• [EXERCISE PROMPT] Copy out all of the data exactly as it appears.

• [DATASET ROWS]
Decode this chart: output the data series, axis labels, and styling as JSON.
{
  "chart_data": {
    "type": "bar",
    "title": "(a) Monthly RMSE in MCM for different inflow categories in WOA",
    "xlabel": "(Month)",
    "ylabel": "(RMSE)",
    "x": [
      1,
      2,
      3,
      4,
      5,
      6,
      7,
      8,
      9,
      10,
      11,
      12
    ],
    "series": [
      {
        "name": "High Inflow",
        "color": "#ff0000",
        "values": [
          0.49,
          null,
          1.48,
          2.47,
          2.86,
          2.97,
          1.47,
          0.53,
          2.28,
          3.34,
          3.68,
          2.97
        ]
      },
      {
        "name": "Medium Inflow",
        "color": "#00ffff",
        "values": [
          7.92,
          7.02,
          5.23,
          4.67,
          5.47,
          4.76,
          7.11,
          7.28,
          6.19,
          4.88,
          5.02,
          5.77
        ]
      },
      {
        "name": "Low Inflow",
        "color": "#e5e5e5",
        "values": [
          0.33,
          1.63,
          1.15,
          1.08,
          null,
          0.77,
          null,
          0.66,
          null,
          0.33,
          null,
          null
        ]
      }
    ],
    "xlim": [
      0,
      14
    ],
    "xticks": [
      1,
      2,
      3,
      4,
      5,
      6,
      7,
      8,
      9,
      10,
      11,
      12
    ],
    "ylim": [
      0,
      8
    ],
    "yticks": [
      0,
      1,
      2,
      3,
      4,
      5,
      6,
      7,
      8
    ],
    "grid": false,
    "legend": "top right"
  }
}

• [WRITTEN RESPONSE]
Decode this chart: output the data series, axis labels, and styling as JSON.
{
  "chart_data": {
    "type": "bar",
    "title": "(a) Monthly RMSE in MCM for different inflow categories in WOA",
    "xlabel": "(Month)",
    "ylabel": "(RMSE)",
    "x": [
      1,
      2,
      3,
      4,
      5,
      6,
      7,
      8,
      9,
      10,
      11,
      12
    ],
    "series": [
      {
        "name": "High Inflow",
        "color": "#ff0000",
        "values": [
          0.49,
          null,
          1.48,
          2.47,
          2.86,
          2.97,
          1.47,
          0.53,
          2.28,
          3.34,
          3.68,
          2.97
        ]
      },
      {
        "name": "Medium Inflow",
        "color": "#00ffff",
        "values": [
          7.92,
          7.02,
          5.23,
          4.67,
          5.47,
          4.76,
          7.11,
          7.28,
          6.19,
          4.88,
          5.02,
          5.77
        ]
      },
      {
        "name": "Low Inflow",
        "color": "#e5e5e5",
        "values": [
          0.33,
          1.63,
          1.15,
          1.08,
          null,
          0.77,
          null,
          0.66,
          null,
          0.33,
          null,
          null
        ]
      }
    ],
    "xlim": [
      0,
      14
    ],
    "xticks": [
      1,
      2,
      3,
      4,
      5,
      6,
      7,
      8,
      9,
      10,
      11,
      12
    ],
    "ylim": [
      0,
      8
    ],
    "yticks": [
      0,
      1,
      2,
      3,
      4,
      5,
      6,
      7,
      8
    ],
    "grid": false,
    "legend": "top right"
  }
}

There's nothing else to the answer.